Extracted records:
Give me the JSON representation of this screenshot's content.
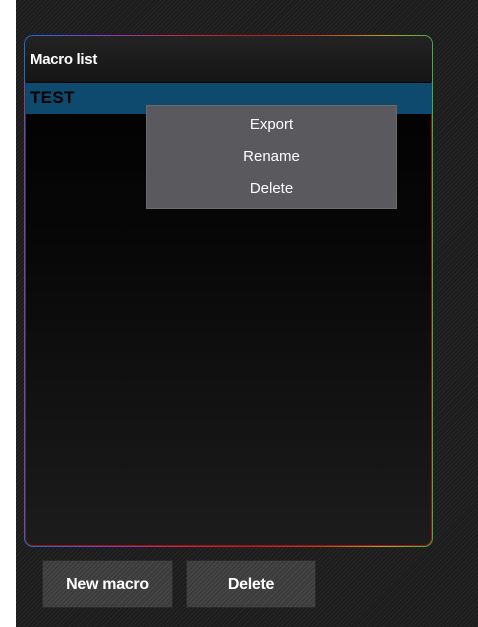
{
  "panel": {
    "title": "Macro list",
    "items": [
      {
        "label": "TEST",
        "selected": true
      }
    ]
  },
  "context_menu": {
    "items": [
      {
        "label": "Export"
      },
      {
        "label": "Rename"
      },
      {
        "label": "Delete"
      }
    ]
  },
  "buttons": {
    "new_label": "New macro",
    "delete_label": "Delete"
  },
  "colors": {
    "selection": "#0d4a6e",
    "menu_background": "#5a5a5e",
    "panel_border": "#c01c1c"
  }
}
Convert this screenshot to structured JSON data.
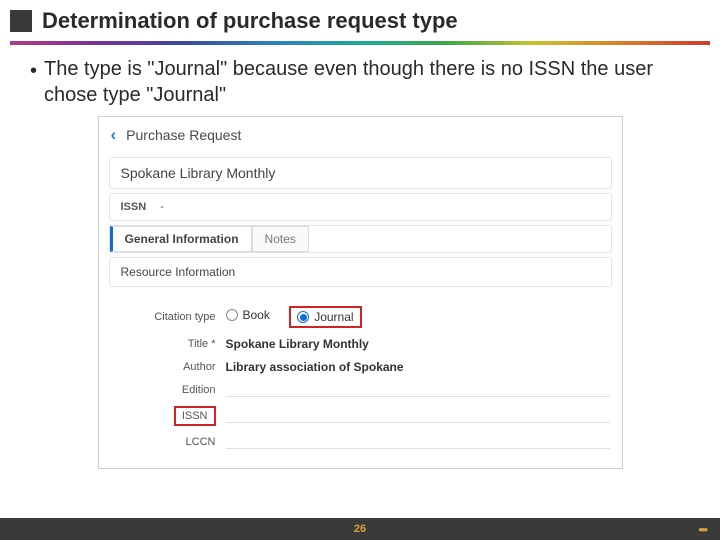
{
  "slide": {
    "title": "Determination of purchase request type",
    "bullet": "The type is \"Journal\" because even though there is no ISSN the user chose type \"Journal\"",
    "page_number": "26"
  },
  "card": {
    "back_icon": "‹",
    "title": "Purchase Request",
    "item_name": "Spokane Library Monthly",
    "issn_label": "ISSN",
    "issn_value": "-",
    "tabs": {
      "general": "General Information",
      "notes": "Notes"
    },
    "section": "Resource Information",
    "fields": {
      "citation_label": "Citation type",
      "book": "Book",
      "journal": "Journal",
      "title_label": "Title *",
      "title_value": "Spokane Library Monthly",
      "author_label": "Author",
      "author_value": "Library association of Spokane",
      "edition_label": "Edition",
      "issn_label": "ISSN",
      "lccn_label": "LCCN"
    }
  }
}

Aim:
Some lines of the data may hold the word "type". Say how many do, with nothing else.

Full answer:
3